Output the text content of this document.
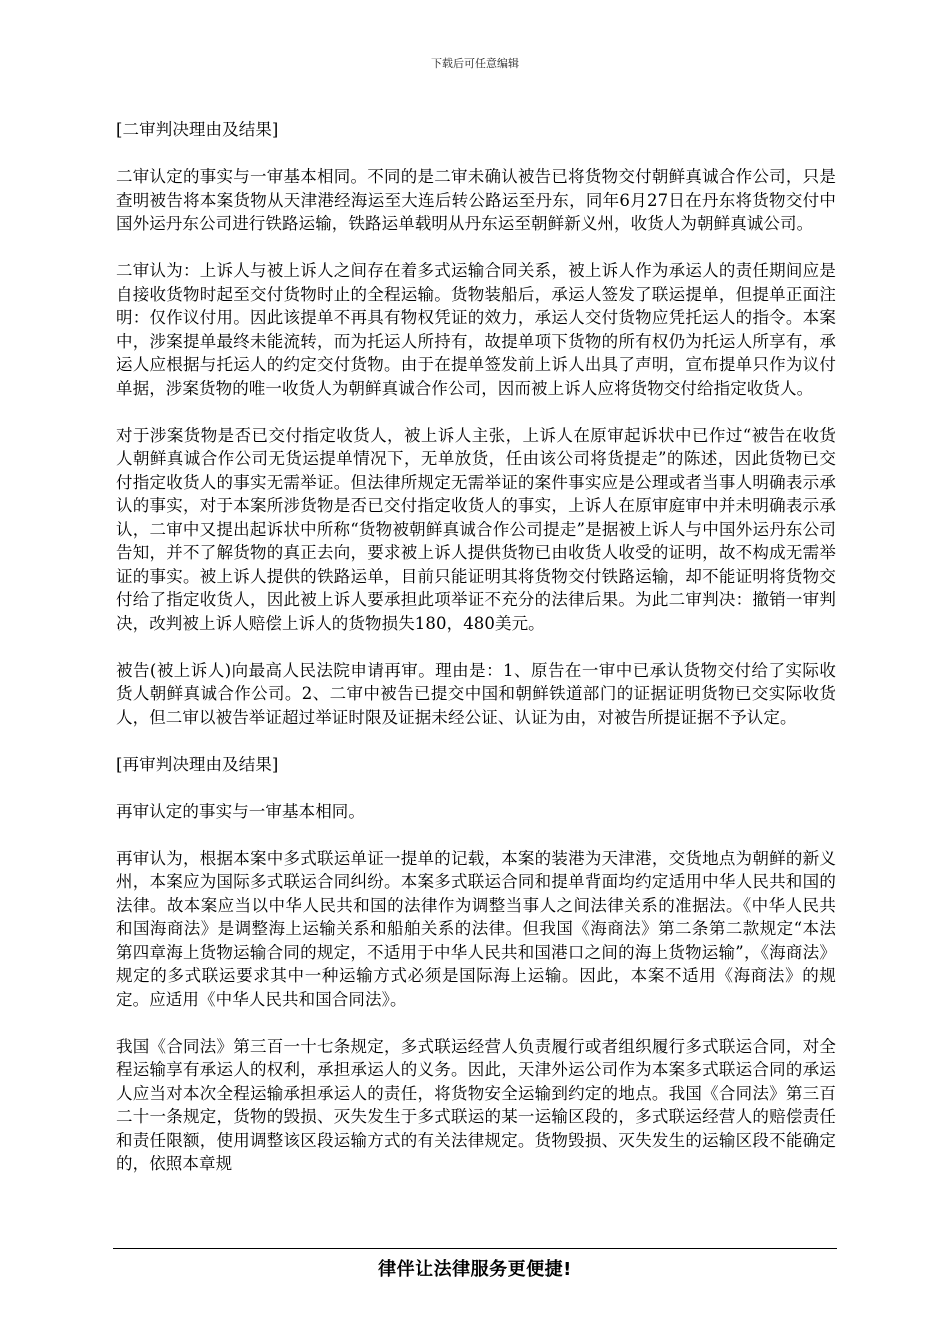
下载后可任意编辑

[二审判决理由及结果]

二审认定的事实与一审基本相同。不同的是二审未确认被告已将货物交付朝鲜真诚合作公司，只是查明被告将本案货物从天津港经海运至大连后转公路运至丹东，同年6月27日在丹东将货物交付中国外运丹东公司进行铁路运输，铁路运单载明从丹东运至朝鲜新义州，收货人为朝鲜真诚公司。

二审认为：上诉人与被上诉人之间存在着多式运输合同关系，被上诉人作为承运人的责任期间应是自接收货物时起至交付货物时止的全程运输。货物装船后，承运人签发了联运提单，但提单正面注明：仅作议付用。因此该提单不再具有物权凭证的效力，承运人交付货物应凭托运人的指令。本案中，涉案提单最终未能流转，而为托运人所持有，故提单项下货物的所有权仍为托运人所享有，承运人应根据与托运人的约定交付货物。由于在提单签发前上诉人出具了声明，宣布提单只作为议付单据，涉案货物的唯一收货人为朝鲜真诚合作公司，因而被上诉人应将货物交付给指定收货人。

对于涉案货物是否已交付指定收货人，被上诉人主张，上诉人在原审起诉状中已作过“被告在收货人朝鲜真诚合作公司无货运提单情况下，无单放货，任由该公司将货提走”的陈述，因此货物已交付指定收货人的事实无需举证。但法律所规定无需举证的案件事实应是公理或者当事人明确表示承认的事实，对于本案所涉货物是否已交付指定收货人的事实，上诉人在原审庭审中并未明确表示承认，二审中又提出起诉状中所称“货物被朝鲜真诚合作公司提走”是据被上诉人与中国外运丹东公司告知，并不了解货物的真正去向，要求被上诉人提供货物已由收货人收受的证明，故不构成无需举证的事实。被上诉人提供的铁路运单，目前只能证明其将货物交付铁路运输，却不能证明将货物交付给了指定收货人，因此被上诉人要承担此项举证不充分的法律后果。为此二审判决：撤销一审判决，改判被上诉人赔偿上诉人的货物损失180，480美元。

被告(被上诉人)向最高人民法院申请再审。理由是：1、原告在一审中已承认货物交付给了实际收货人朝鲜真诚合作公司。2、二审中被告已提交中国和朝鲜铁道部门的证据证明货物已交实际收货人，但二审以被告举证超过举证时限及证据未经公证、认证为由，对被告所提证据不予认定。

[再审判决理由及结果]

再审认定的事实与一审基本相同。

再审认为，根据本案中多式联运单证一提单的记载，本案的装港为天津港，交货地点为朝鲜的新义州，本案应为国际多式联运合同纠纷。本案多式联运合同和提单背面均约定适用中华人民共和国的法律。故本案应当以中华人民共和国的法律作为调整当事人之间法律关系的准据法。《中华人民共和国海商法》是调整海上运输关系和船舶关系的法律。但我国《海商法》第二条第二款规定“本法第四章海上货物运输合同的规定，不适用于中华人民共和国港口之间的海上货物运输”，《海商法》规定的多式联运要求其中一种运输方式必须是国际海上运输。因此，本案不适用《海商法》的规定。应适用《中华人民共和国合同法》。

我国《合同法》第三百一十七条规定，多式联运经营人负责履行或者组织履行多式联运合同，对全程运输享有承运人的权利，承担承运人的义务。因此，天津外运公司作为本案多式联运合同的承运人应当对本次全程运输承担承运人的责任，将货物安全运输到约定的地点。我国《合同法》第三百二十一条规定，货物的毁损、灭失发生于多式联运的某一运输区段的，多式联运经营人的赔偿责任和责任限额，使用调整该区段运输方式的有关法律规定。货物毁损、灭失发生的运输区段不能确定的，依照本章规

律伴让法律服务更便捷!
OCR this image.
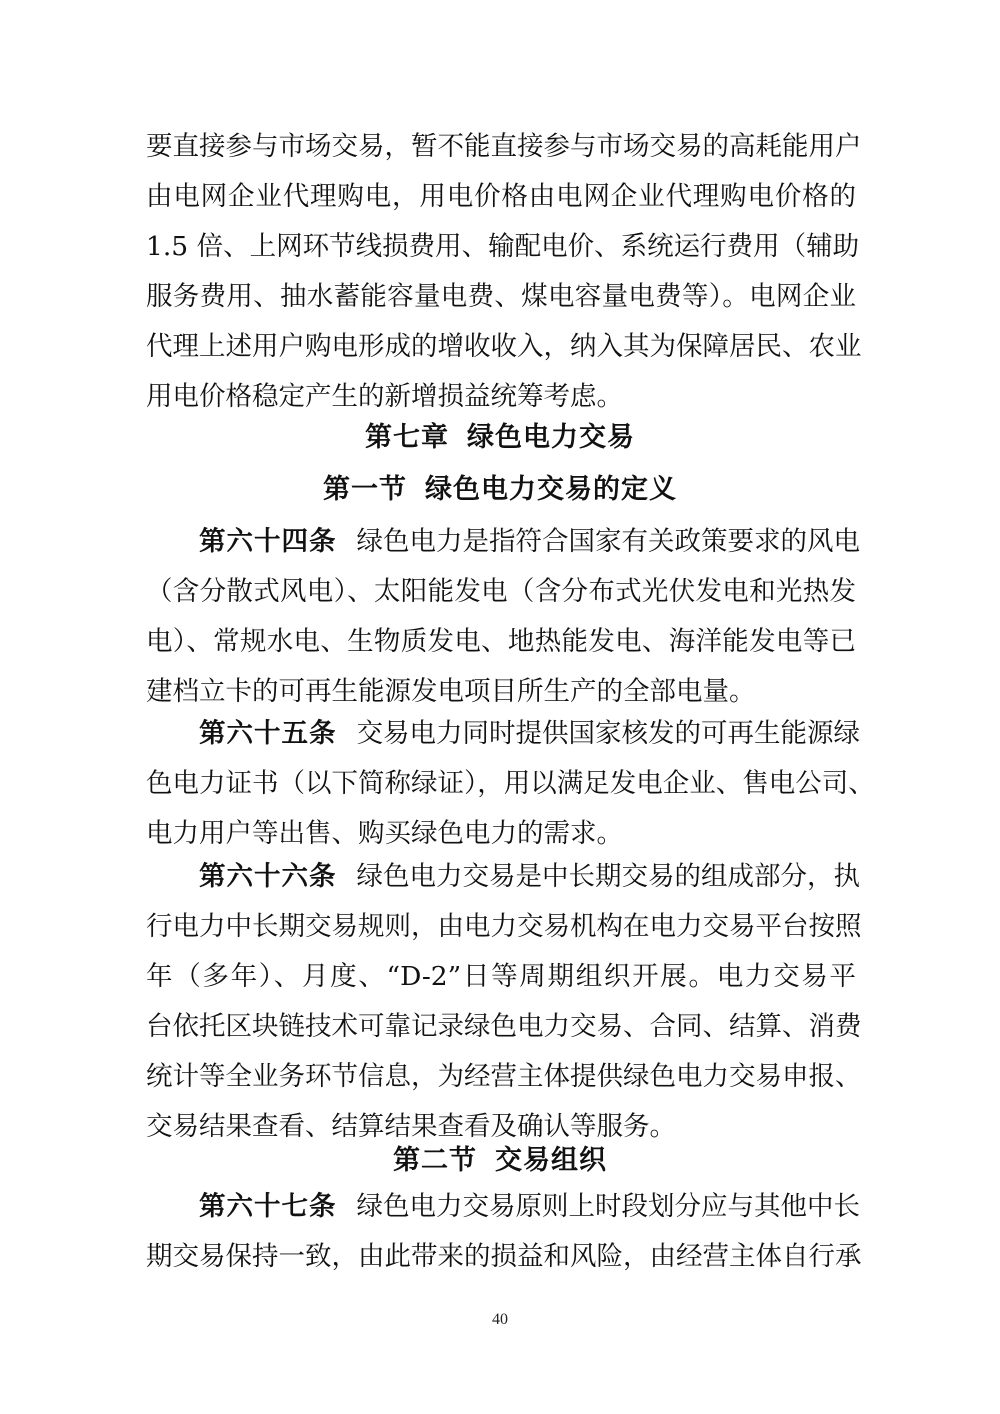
要直接参与市场交易，暂不能直接参与市场交易的高耗能用户
由电网企业代理购电，用电价格由电网企业代理购电价格的
1.5 倍、上网环节线损费用、输配电价、系统运行费用（辅助
服务费用、抽水蓄能容量电费、煤电容量电费等）。电网企业
代理上述用户购电形成的增收收入，纳入其为保障居民、农业
用电价格稳定产生的新增损益统筹考虑。
第七章 绿色电力交易
第一节 绿色电力交易的定义
第六十四条 绿色电力是指符合国家有关政策要求的风电
（含分散式风电）、太阳能发电（含分布式光伏发电和光热发
电）、常规水电、生物质发电、地热能发电、海洋能发电等已
建档立卡的可再生能源发电项目所生产的全部电量。
第六十五条 交易电力同时提供国家核发的可再生能源绿
色电力证书（以下简称绿证），用以满足发电企业、售电公司、
电力用户等出售、购买绿色电力的需求。
第六十六条 绿色电力交易是中长期交易的组成部分，执
行电力中长期交易规则，由电力交易机构在电力交易平台按照
年（多年）、月度、“D-2”日等周期组织开展。电力交易平
台依托区块链技术可靠记录绿色电力交易、合同、结算、消费
统计等全业务环节信息，为经营主体提供绿色电力交易申报、
交易结果查看、结算结果查看及确认等服务。
第二节 交易组织
第六十七条 绿色电力交易原则上时段划分应与其他中长
期交易保持一致，由此带来的损益和风险，由经营主体自行承
40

____

PROBLEM REQUIREMENTS
Look through the entries and work out how many lines have the word "this" in them; reply with that number only.

TASK ANSWER
2